- TASK REQUIREMENTS: The entries below should be given again exactly, minus their pictures.

==========

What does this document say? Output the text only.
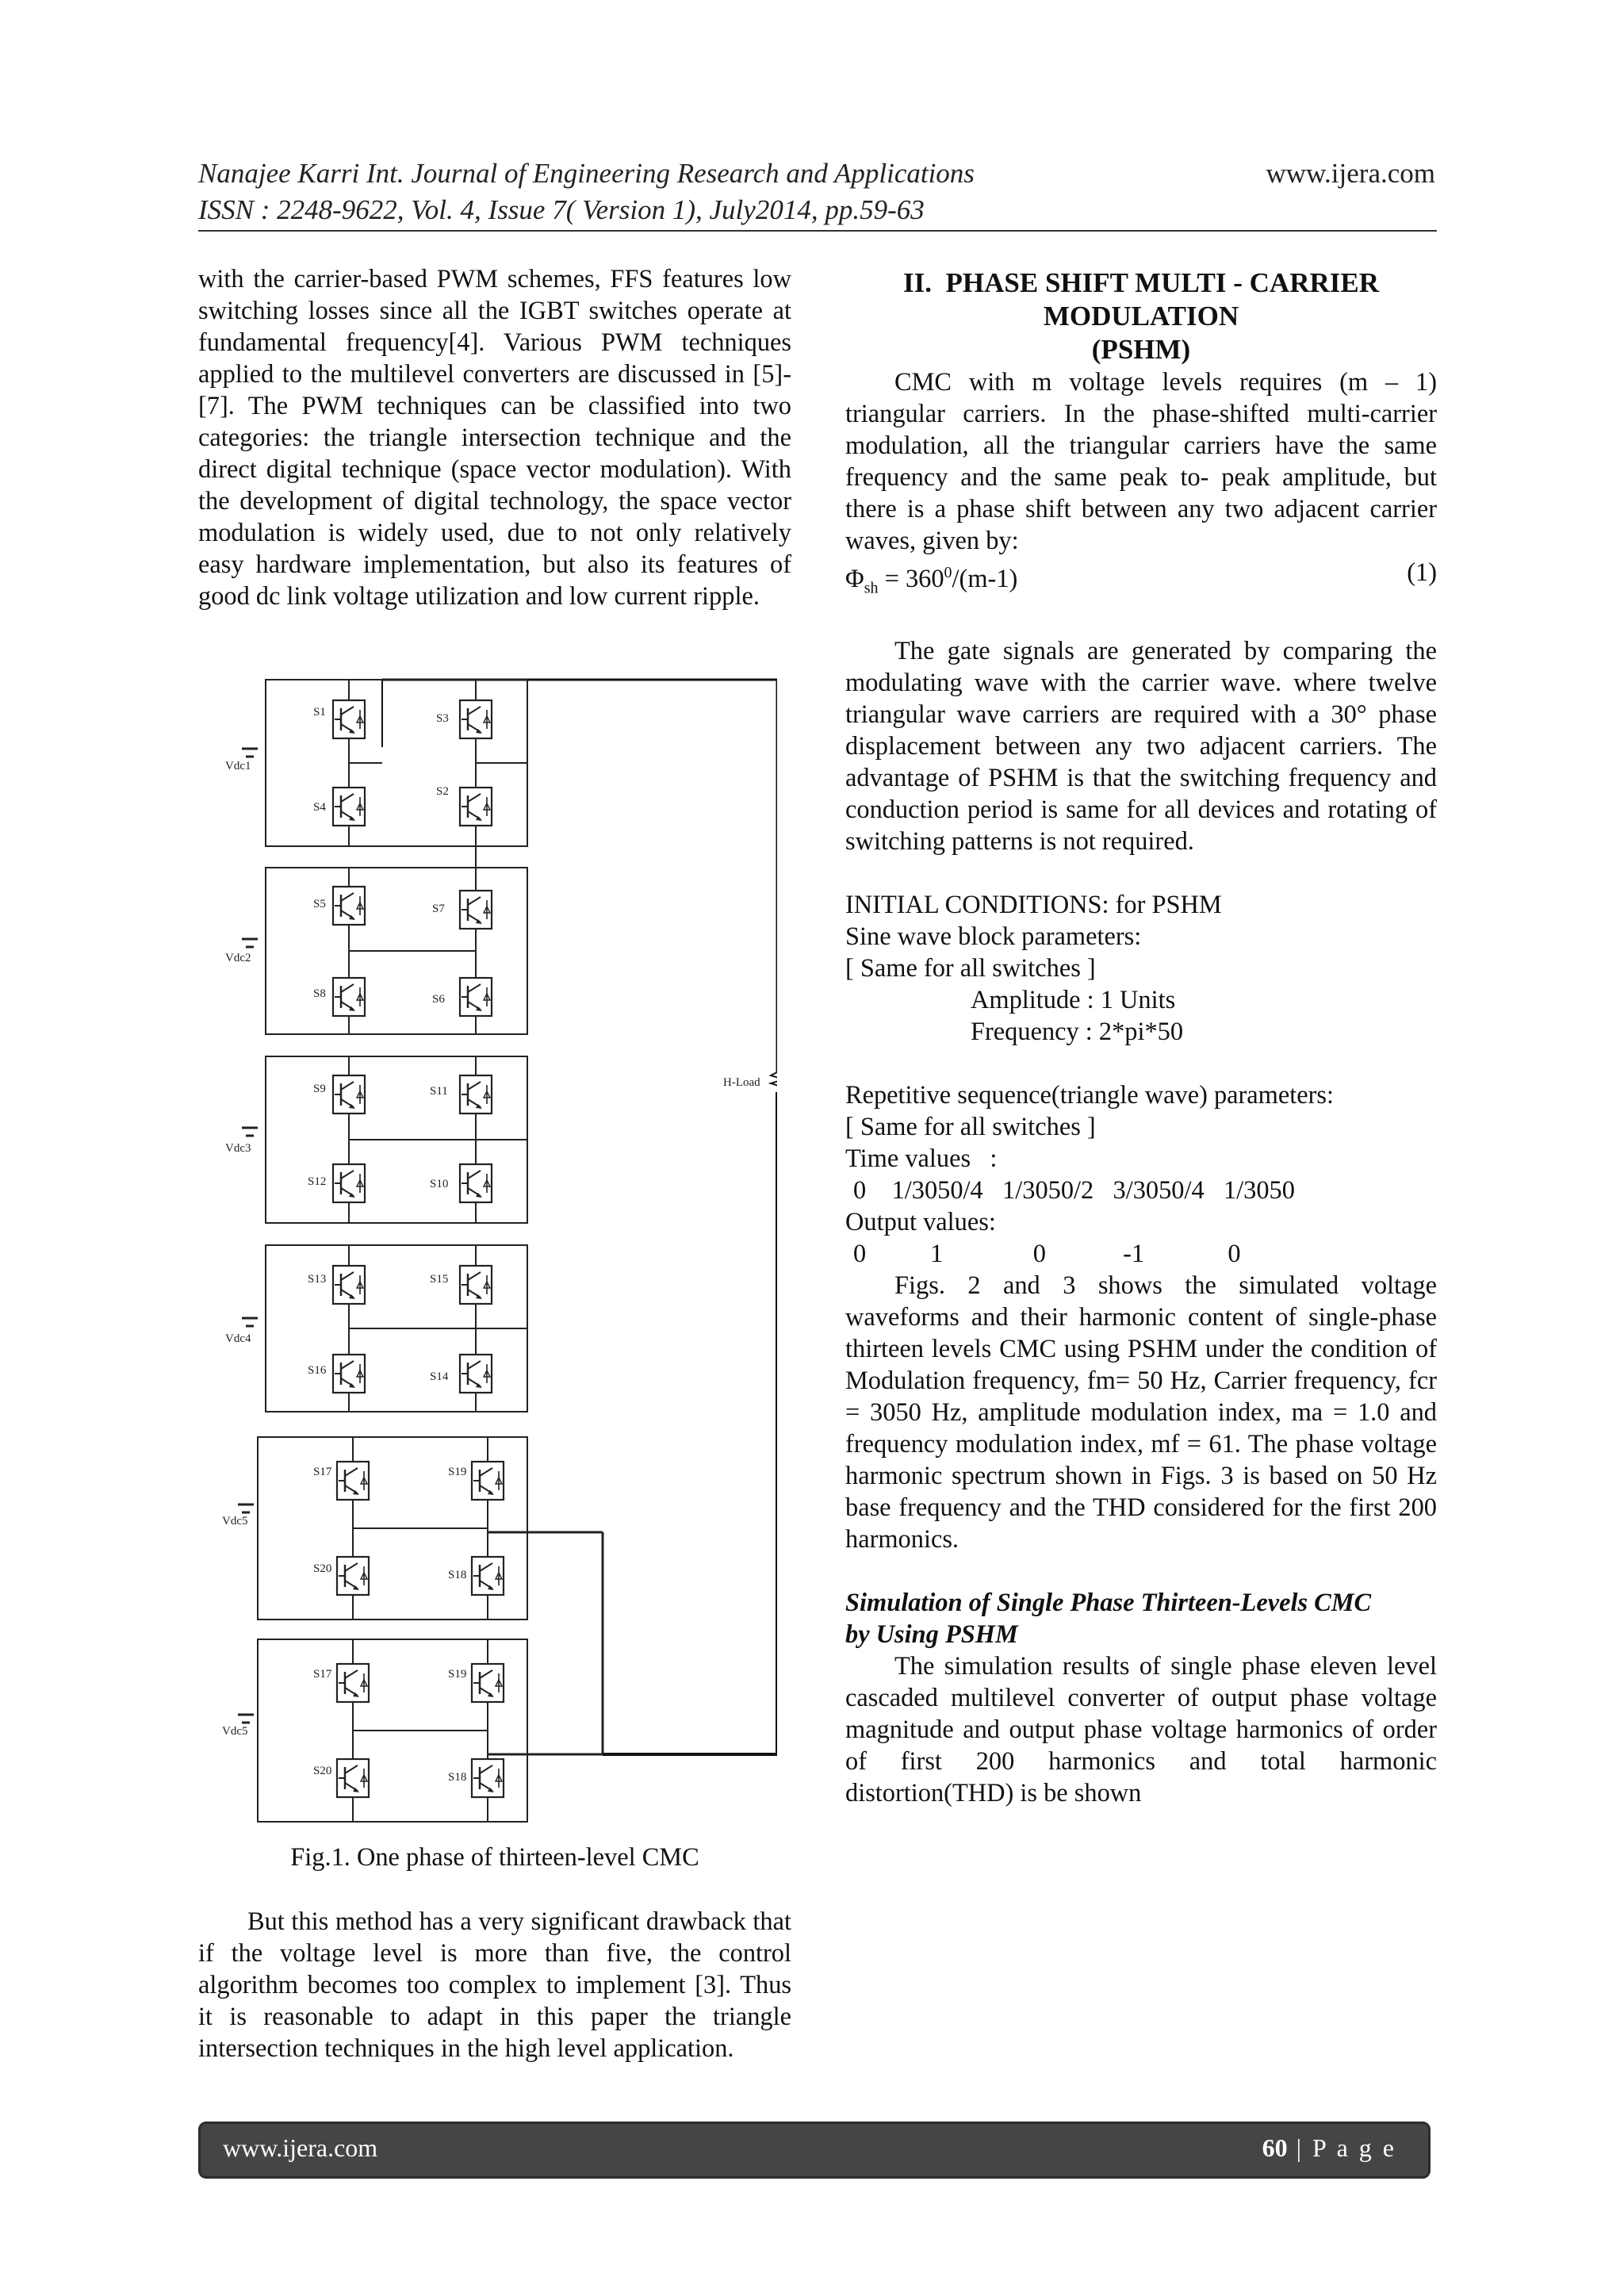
Nanajee Karri Int. Journal of Engineering Research and Applications
ISSN : 2248-9622, Vol. 4, Issue 7( Version 1), July2014, pp.59-63
www.ijera.com

with the carrier-based PWM schemes, FFS features low switching losses since all the IGBT switches operate at fundamental frequency[4]. Various PWM techniques applied to the multilevel converters are discussed in [5]-[7]. The PWM techniques can be classified into two categories: the triangle intersection technique and the direct digital technique (space vector modulation). With the development of digital technology, the space vector modulation is widely used, due to not only relatively easy hardware implementation, but also its features of good dc link voltage utilization and low current ripple.

H-Load
S1	S3
S4
S2
Vdc1
S5	S7
S8	S6
Vdc2
S9	S11
S12	S10
Vdc3
S13	S15
S16	S14
Vdc4
S17	S19
S20	S18
Vdc5
S17	S19
S20	S18
Vdc5
Fig.1. One phase of thirteen-level CMC

But this method has a very significant drawback that if the voltage level is more than five, the control algorithm becomes too complex to implement [3]. Thus it is reasonable to adapt in this paper the triangle intersection techniques in the high level application.

II. PHASE SHIFT MULTI - CARRIER
MODULATION
(PSHM)

CMC with m voltage levels requires (m – 1) triangular carriers. In the phase-shifted multi-carrier modulation, all the triangular carriers have the same frequency and the same peak to- peak amplitude, but there is a phase shift between any two adjacent carrier waves, given by:

$\Phi_{sh} = 360^0/(m-1)$	(1)

The gate signals are generated by comparing the modulating wave with the carrier wave. where twelve triangular wave carriers are required with a 30° phase displacement between any two adjacent carriers. The advantage of PSHM is that the switching frequency and conduction period is same for all devices and rotating of switching patterns is not required.

INITIAL CONDITIONS: for PSHM
Sine wave block parameters:
[ Same for all switches ]
Amplitude : 1 Units
Frequency : 2*pi*50
Repetitive sequence(triangle wave) parameters:
[ Same for all switches ]
Time values   :
0    1/3050/4   1/3050/2   3/3050/4   1/3050
Output values:
0          1              0            -1             0

Figs. 2 and 3 shows the simulated voltage waveforms and their harmonic content of single-phase thirteen levels CMC using PSHM under the condition of Modulation frequency, fm= 50 Hz, Carrier frequency, fcr = 3050 Hz, amplitude modulation index, ma = 1.0 and frequency modulation index, mf = 61. The phase voltage harmonic spectrum shown in Figs. 3 is based on 50 Hz base frequency and the THD considered for the first 200 harmonics.

Simulation of Single Phase Thirteen-Levels CMC
by Using PSHM

The simulation results of single phase eleven level cascaded multilevel converter of output phase voltage magnitude and output phase voltage harmonics of order of first 200 harmonics and total harmonic distortion(THD) is be shown

www.ijera.com	60 | P a g e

==========

- PROBLEM SOLUTION:
What does this document say? Output the text only.
Nanajee Karri Int. Journal of Engineering Research and Applications
ISSN : 2248-9622, Vol. 4, Issue 7( Version 1), July2014, pp.59-63
www.ijera.com

with the carrier-based PWM schemes, FFS features low switching losses since all the IGBT switches operate at fundamental frequency[4]. Various PWM techniques applied to the multilevel converters are discussed in [5]-[7]. The PWM techniques can be classified into two categories: the triangle intersection technique and the direct digital technique (space vector modulation). With the development of digital technology, the space vector modulation is widely used, due to not only relatively easy hardware implementation, but also its features of good dc link voltage utilization and low current ripple.

H-Load
S1	S3
S4
S2
Vdc1
S5	S7
S8	S6
Vdc2
S9	S11
S12	S10
Vdc3
S13	S15
S16	S14
Vdc4
S17	S19
S20	S18
Vdc5
S17	S19
S20	S18
Vdc5
Fig.1. One phase of thirteen-level CMC

But this method has a very significant drawback that if the voltage level is more than five, the control algorithm becomes too complex to implement [3]. Thus it is reasonable to adapt in this paper the triangle intersection techniques in the high level application.

II. PHASE SHIFT MULTI - CARRIER
MODULATION
(PSHM)

CMC with m voltage levels requires (m – 1) triangular carriers. In the phase-shifted multi-carrier modulation, all the triangular carriers have the same frequency and the same peak to- peak amplitude, but there is a phase shift between any two adjacent carrier waves, given by:

$\Phi_{sh} = 360^0/(m-1)$	(1)

The gate signals are generated by comparing the modulating wave with the carrier wave. where twelve triangular wave carriers are required with a 30° phase displacement between any two adjacent carriers. The advantage of PSHM is that the switching frequency and conduction period is same for all devices and rotating of switching patterns is not required.

INITIAL CONDITIONS: for PSHM
Sine wave block parameters:
[ Same for all switches ]
Amplitude : 1 Units
Frequency : 2*pi*50
Repetitive sequence(triangle wave) parameters:
[ Same for all switches ]
Time values   :
0    1/3050/4   1/3050/2   3/3050/4   1/3050
Output values:
0          1              0            -1             0

Figs. 2 and 3 shows the simulated voltage waveforms and their harmonic content of single-phase thirteen levels CMC using PSHM under the condition of Modulation frequency, fm= 50 Hz, Carrier frequency, fcr = 3050 Hz, amplitude modulation index, ma = 1.0 and frequency modulation index, mf = 61. The phase voltage harmonic spectrum shown in Figs. 3 is based on 50 Hz base frequency and the THD considered for the first 200 harmonics.

Simulation of Single Phase Thirteen-Levels CMC
by Using PSHM

The simulation results of single phase eleven level cascaded multilevel converter of output phase voltage magnitude and output phase voltage harmonics of order of first 200 harmonics and total harmonic distortion(THD) is be shown

www.ijera.com	60 | P a g e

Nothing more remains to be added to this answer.